▶ _Work to be completed_: Output all of the entries below precisely as written.

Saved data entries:
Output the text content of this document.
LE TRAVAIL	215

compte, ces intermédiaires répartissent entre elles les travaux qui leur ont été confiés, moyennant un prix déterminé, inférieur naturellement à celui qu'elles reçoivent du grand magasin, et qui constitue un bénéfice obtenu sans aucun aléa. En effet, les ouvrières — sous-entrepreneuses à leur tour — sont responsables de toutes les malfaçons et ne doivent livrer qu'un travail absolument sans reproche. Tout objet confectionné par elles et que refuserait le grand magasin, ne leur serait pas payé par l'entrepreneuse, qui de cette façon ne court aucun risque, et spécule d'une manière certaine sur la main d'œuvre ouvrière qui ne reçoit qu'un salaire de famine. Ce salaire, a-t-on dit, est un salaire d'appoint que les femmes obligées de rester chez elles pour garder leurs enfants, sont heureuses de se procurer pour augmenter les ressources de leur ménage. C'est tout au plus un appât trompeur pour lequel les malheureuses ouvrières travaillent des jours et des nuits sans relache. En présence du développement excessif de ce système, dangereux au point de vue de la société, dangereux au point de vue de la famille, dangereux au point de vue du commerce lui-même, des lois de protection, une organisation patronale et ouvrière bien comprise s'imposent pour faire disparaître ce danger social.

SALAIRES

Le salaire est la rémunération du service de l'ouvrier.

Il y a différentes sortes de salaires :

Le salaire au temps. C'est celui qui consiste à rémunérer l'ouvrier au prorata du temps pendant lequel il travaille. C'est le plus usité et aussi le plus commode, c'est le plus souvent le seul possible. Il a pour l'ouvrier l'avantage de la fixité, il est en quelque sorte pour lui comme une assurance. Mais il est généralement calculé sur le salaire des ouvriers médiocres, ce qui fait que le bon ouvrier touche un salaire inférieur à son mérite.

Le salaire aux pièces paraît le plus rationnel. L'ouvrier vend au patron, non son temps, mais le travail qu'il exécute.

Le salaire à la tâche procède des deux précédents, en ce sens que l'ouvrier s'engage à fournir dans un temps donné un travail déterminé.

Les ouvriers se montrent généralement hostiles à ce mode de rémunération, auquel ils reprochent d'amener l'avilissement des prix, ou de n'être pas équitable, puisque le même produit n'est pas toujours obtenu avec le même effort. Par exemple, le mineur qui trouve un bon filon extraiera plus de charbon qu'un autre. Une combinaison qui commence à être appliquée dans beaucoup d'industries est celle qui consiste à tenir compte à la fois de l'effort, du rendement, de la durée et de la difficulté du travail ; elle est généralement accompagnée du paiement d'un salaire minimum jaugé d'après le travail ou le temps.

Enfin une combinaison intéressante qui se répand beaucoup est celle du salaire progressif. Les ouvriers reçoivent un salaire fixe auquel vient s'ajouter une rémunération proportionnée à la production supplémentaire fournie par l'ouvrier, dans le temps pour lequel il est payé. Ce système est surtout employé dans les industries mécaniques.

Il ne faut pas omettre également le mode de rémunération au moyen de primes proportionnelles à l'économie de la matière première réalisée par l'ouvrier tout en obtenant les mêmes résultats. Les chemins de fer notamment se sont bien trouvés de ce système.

▶ _Result below_:
Output the text content of this document.
LE TRAVAIL	215

compte, ces intermédiaires répartissent entre elles les travaux qui leur ont été confiés, moyennant un prix déterminé, inférieur naturellement à celui qu'elles reçoivent du grand magasin, et qui constitue un bénéfice obtenu sans aucun aléa. En effet, les ouvrières — sous-entrepreneuses à leur tour — sont responsables de toutes les malfaçons et ne doivent livrer qu'un travail absolument sans reproche. Tout objet confectionné par elles et que refuserait le grand magasin, ne leur serait pas payé par l'entrepreneuse, qui de cette façon ne court aucun risque, et spécule d'une manière certaine sur la main d'œuvre ouvrière qui ne reçoit qu'un salaire de famine. Ce salaire, a-t-on dit, est un salaire d'appoint que les femmes obligées de rester chez elles pour garder leurs enfants, sont heureuses de se procurer pour augmenter les ressources de leur ménage. C'est tout au plus un appât trompeur pour lequel les malheureuses ouvrières travaillent des jours et des nuits sans relache. En présence du développement excessif de ce système, dangereux au point de vue de la société, dangereux au point de vue de la famille, dangereux au point de vue du commerce lui-même, des lois de protection, une organisation patronale et ouvrière bien comprise s'imposent pour faire disparaître ce danger social.

SALAIRES

Le salaire est la rémunération du service de l'ouvrier.

Il y a différentes sortes de salaires :

Le salaire au temps. C'est celui qui consiste à rémunérer l'ouvrier au prorata du temps pendant lequel il travaille. C'est le plus usité et aussi le plus commode, c'est le plus souvent le seul possible. Il a pour l'ouvrier l'avantage de la fixité, il est en quelque sorte pour lui comme une assurance. Mais il est généralement calculé sur le salaire des ouvriers médiocres, ce qui fait que le bon ouvrier touche un salaire inférieur à son mérite.

Le salaire aux pièces paraît le plus rationnel. L'ouvrier vend au patron, non son temps, mais le travail qu'il exécute.

Le salaire à la tâche procède des deux précédents, en ce sens que l'ouvrier s'engage à fournir dans un temps donné un travail déterminé.

Les ouvriers se montrent généralement hostiles à ce mode de rémunération, auquel ils reprochent d'amener l'avilissement des prix, ou de n'être pas équitable, puisque le même produit n'est pas toujours obtenu avec le même effort. Par exemple, le mineur qui trouve un bon filon extraiera plus de charbon qu'un autre. Une combinaison qui commence à être appliquée dans beaucoup d'industries est celle qui consiste à tenir compte à la fois de l'effort, du rendement, de la durée et de la difficulté du travail ; elle est généralement accompagnée du paiement d'un salaire minimum jaugé d'après le travail ou le temps.

Enfin une combinaison intéressante qui se répand beaucoup est celle du salaire progressif. Les ouvriers reçoivent un salaire fixe auquel vient s'ajouter une rémunération proportionnée à la production supplémentaire fournie par l'ouvrier, dans le temps pour lequel il est payé. Ce système est surtout employé dans les industries mécaniques.

Il ne faut pas omettre également le mode de rémunération au moyen de primes proportionnelles à l'économie de la matière première réalisée par l'ouvrier tout en obtenant les mêmes résultats. Les chemins de fer notamment se sont bien trouvés de ce système.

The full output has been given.